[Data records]
===

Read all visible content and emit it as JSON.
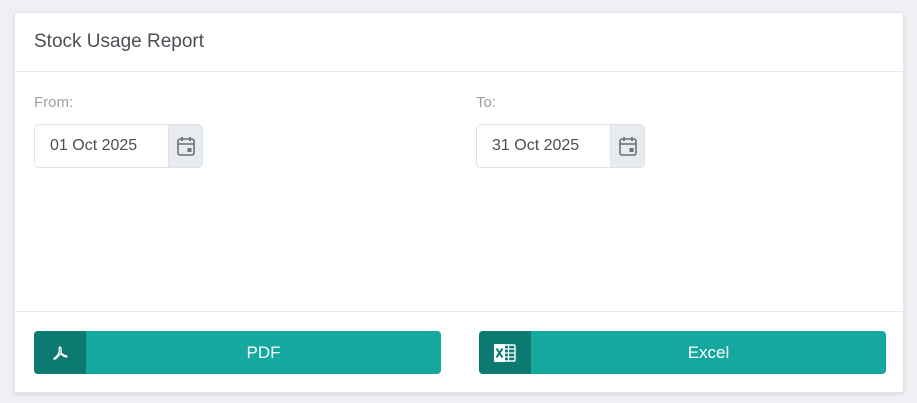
{
  "report": {
    "title": "Stock Usage Report"
  },
  "from": {
    "label": "From:",
    "value": "01 Oct 2025"
  },
  "to": {
    "label": "To:",
    "value": "31 Oct 2025"
  },
  "actions": {
    "pdf_label": "PDF",
    "pdf_icon": "pdf-icon",
    "excel_label": "Excel",
    "excel_icon": "excel-icon"
  },
  "colors": {
    "accent": "#14a89e",
    "accent_dark": "#0d7a71"
  }
}
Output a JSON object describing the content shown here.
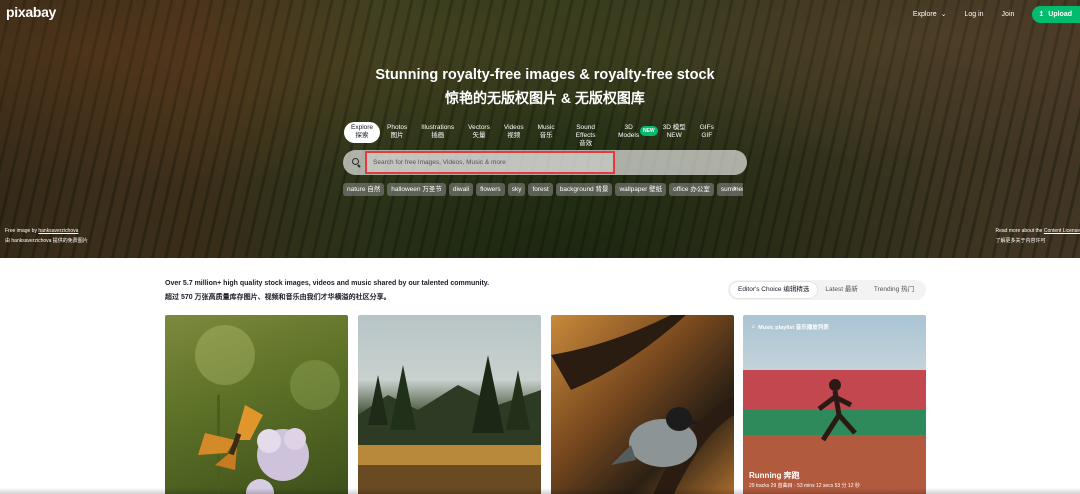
{
  "brand": {
    "logo": "pixabay",
    "accent": "#02bb6c",
    "highlight": "#e5393b"
  },
  "topnav": {
    "explore": "Explore",
    "login": "Log in",
    "join": "Join",
    "upload": "Upload"
  },
  "hero": {
    "headline": "Stunning royalty-free images & royalty-free stock",
    "headline_zh": "惊艳的无版权图片 & 无版权图库",
    "tabs": [
      {
        "label": "Explore",
        "label_zh": "探索",
        "active": true
      },
      {
        "label": "Photos",
        "label_zh": "图片"
      },
      {
        "label": "Illustrations",
        "label_zh": "插画"
      },
      {
        "label": "Vectors",
        "label_zh": "矢量"
      },
      {
        "label": "Videos",
        "label_zh": "视频"
      },
      {
        "label": "Music",
        "label_zh": "音乐"
      },
      {
        "label": "Sound Effects",
        "label_zh": "音效"
      },
      {
        "label": "3D Models",
        "label_zh": "",
        "badge": "NEW"
      },
      {
        "label": "3D 模型",
        "label_zh": "NEW"
      },
      {
        "label": "GIFs",
        "label_zh": "GIF"
      }
    ],
    "search_placeholder": "Search for free Images, Videos, Music & more",
    "chips": [
      "nature 自然",
      "halloween 万圣节",
      "diwali",
      "flowers",
      "sky",
      "forest",
      "background 背景",
      "wallpaper 壁纸",
      "office 办公室",
      "summer"
    ],
    "credit_left_prefix": "Free image by ",
    "credit_left_user": "hanksaverzichova",
    "credit_left_zh": "由 hanksaverzichova 提供的免费图片",
    "credit_right_prefix": "Read more about the ",
    "credit_right_link": "Content License",
    "credit_right_zh": "了解更多关于内容许可"
  },
  "intro": {
    "line1": "Over 5.7 million+ high quality stock images, videos and music shared by our talented community.",
    "line2": "超过 570 万张高质量库存图片、视频和音乐由我们才华横溢的社区分享。"
  },
  "sort": [
    "Editor's Choice 编辑精选",
    "Latest 最新",
    "Trending 热门"
  ],
  "playlist": {
    "label": "Music playlist 音乐播放列表",
    "title": "Running 奔跑",
    "meta": "29 tracks 29 首曲目 · 53 mins 12 secs 53 分 12 秒"
  }
}
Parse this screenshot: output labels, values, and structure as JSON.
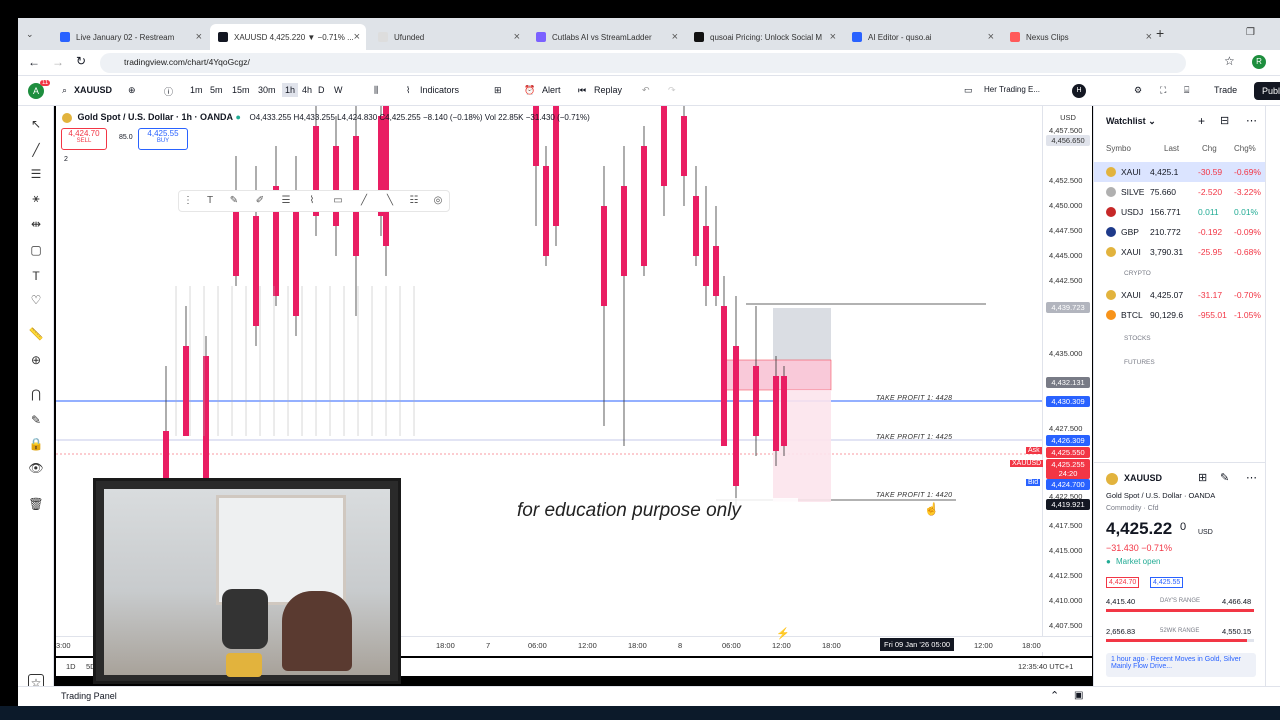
{
  "tabs": [
    {
      "label": "Live January 02 - Restream",
      "fav": "#2962ff",
      "active": false
    },
    {
      "label": "XAUUSD 4,425.220 ▼ −0.71% ...",
      "fav": "#131722",
      "active": true
    },
    {
      "label": "Ufunded",
      "fav": "#ddd",
      "active": false
    },
    {
      "label": "Cutlabs AI vs StreamLadder",
      "fav": "#7b61ff",
      "active": false
    },
    {
      "label": "qusoai Pricing: Unlock Social M",
      "fav": "#111",
      "active": false
    },
    {
      "label": "AI Editor - quso.ai",
      "fav": "#2962ff",
      "active": false
    },
    {
      "label": "Nexus Clips",
      "fav": "#ff5a5a",
      "active": false
    }
  ],
  "url": "tradingview.com/chart/4YqoGcgz/",
  "toolbar": {
    "symbol": "XAUUSD",
    "intervals": [
      "1m",
      "5m",
      "15m",
      "30m",
      "1h",
      "4h",
      "D",
      "W"
    ],
    "indicators": "Indicators",
    "alert": "Alert",
    "replay": "Replay",
    "layout_name": "Her Trading E...",
    "trade": "Trade",
    "publish": "Publi",
    "avatar_letter": "A",
    "badge": "11",
    "h_badge": "H"
  },
  "legend": {
    "title": "Gold Spot / U.S. Dollar · 1h · OANDA",
    "ohlc": "O4,433.255 H4,433.255 L4,424.830 C4,425.255 −8.140 (−0.18%) Vol 22.85K −31.430 (−0.71%)",
    "sell_price": "4,424.70",
    "sell_label": "SELL",
    "spread": "85.0",
    "buy_price": "4,425.55",
    "buy_label": "BUY",
    "count": "2"
  },
  "price_ticks": [
    "4,457.500",
    "4,452.500",
    "4,450.000",
    "4,447.500",
    "4,445.000",
    "4,442.500",
    "4,437.500",
    "4,435.000",
    "4,427.500",
    "4,422.500",
    "4,417.500",
    "4,415.000",
    "4,412.500",
    "4,410.000",
    "4,407.500"
  ],
  "price_labels": [
    {
      "text": "USD",
      "color": "#ffffff",
      "fg": "#333"
    },
    {
      "text": "4,456.650",
      "color": "#e0e3eb",
      "fg": "#333"
    },
    {
      "text": "4,439.723",
      "color": "#b2b5be",
      "fg": "#fff"
    },
    {
      "text": "4,432.131",
      "color": "#787b86",
      "fg": "#fff"
    },
    {
      "text": "4,430.309",
      "color": "#2962ff",
      "fg": "#fff"
    },
    {
      "text": "4,426.309",
      "color": "#2962ff",
      "fg": "#fff"
    },
    {
      "text": "4,425.550",
      "color": "#f23645",
      "fg": "#fff"
    },
    {
      "text": "4,425.255",
      "color": "#f23645",
      "fg": "#fff"
    },
    {
      "text": "24:20",
      "color": "#f23645",
      "fg": "#fff"
    },
    {
      "text": "4,424.700",
      "color": "#2962ff",
      "fg": "#fff"
    },
    {
      "text": "4,419.921",
      "color": "#131722",
      "fg": "#fff"
    }
  ],
  "ask_label": "Ask",
  "sym_label": "XAUUSD",
  "bid_label": "Bid",
  "take_profits": [
    "TAKE PROFIT 1: 4428",
    "TAKE PROFIT 1: 4425",
    "TAKE PROFIT 1: 4420"
  ],
  "time_ticks": [
    "3:00",
    "18:00",
    "7",
    "06:00",
    "12:00",
    "18:00",
    "8",
    "06:00",
    "12:00",
    "18:00",
    "12:00",
    "18:00"
  ],
  "time_cursor": "Fri 09 Jan '26  05:00",
  "ranges": [
    "1D",
    "5D",
    "1M",
    "3M",
    "6M",
    "YTD",
    "1Y",
    "5Y",
    "All"
  ],
  "clock": "12:35:40 UTC+1",
  "caption": "for education purpose only",
  "trading_panel": "Trading Panel",
  "watchlist": {
    "title": "Watchlist",
    "cols": [
      "Symbo",
      "Last",
      "Chg",
      "Chg%"
    ],
    "rows": [
      {
        "sym": "XAUI",
        "last": "4,425.1",
        "chg": "-30.59",
        "pct": "-0.69%",
        "dir": "neg",
        "color": "#e2b33d"
      },
      {
        "sym": "SILVE",
        "last": "75.660",
        "chg": "-2.520",
        "pct": "-3.22%",
        "dir": "neg",
        "color": "#b0b0b0"
      },
      {
        "sym": "USDJ",
        "last": "156.771",
        "chg": "0.011",
        "pct": "0.01%",
        "dir": "pos",
        "color": "#c62828"
      },
      {
        "sym": "GBP",
        "last": "210.772",
        "chg": "-0.192",
        "pct": "-0.09%",
        "dir": "neg",
        "color": "#1e3a8a"
      },
      {
        "sym": "XAUI",
        "last": "3,790.31",
        "chg": "-25.95",
        "pct": "-0.68%",
        "dir": "neg",
        "color": "#e2b33d"
      }
    ],
    "section_crypto": "CRYPTO",
    "crypto_rows": [
      {
        "sym": "XAUI",
        "last": "4,425.07",
        "chg": "-31.17",
        "pct": "-0.70%",
        "dir": "neg",
        "color": "#e2b33d"
      },
      {
        "sym": "BTCL",
        "last": "90,129.6",
        "chg": "-955.01",
        "pct": "-1.05%",
        "dir": "neg",
        "color": "#f7931a"
      }
    ],
    "section_stocks": "STOCKS",
    "section_futures": "FUTURES"
  },
  "details": {
    "symbol": "XAUUSD",
    "name": "Gold Spot / U.S. Dollar · OANDA",
    "category": "Commodity · Cfd",
    "price": "4,425.22",
    "price_small": "0",
    "currency": "USD",
    "change": "−31.430 −0.71%",
    "status": "Market open",
    "bid": "4,424.70",
    "ask": "4,425.55",
    "day_low": "4,415.40",
    "day_label": "DAY'S RANGE",
    "day_high": "4,466.48",
    "wk_low": "2,656.83",
    "wk_label": "52WK RANGE",
    "wk_high": "4,550.15",
    "news": "1 hour ago · Recent Moves in Gold, Silver Mainly Flow Drive..."
  },
  "chart_data": {
    "type": "candlestick",
    "symbol": "XAUUSD",
    "interval": "1h",
    "last": 4425.255
  }
}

===

**DIRECTIONS FOR THIS TASK**
Show each line holding the word "more".

**SOLUTION TO THIS EXERCISE**
    "search_placeholder": "Search for free Images, Videos, Music & more",
    "credit_right_prefix": "Read more about the ",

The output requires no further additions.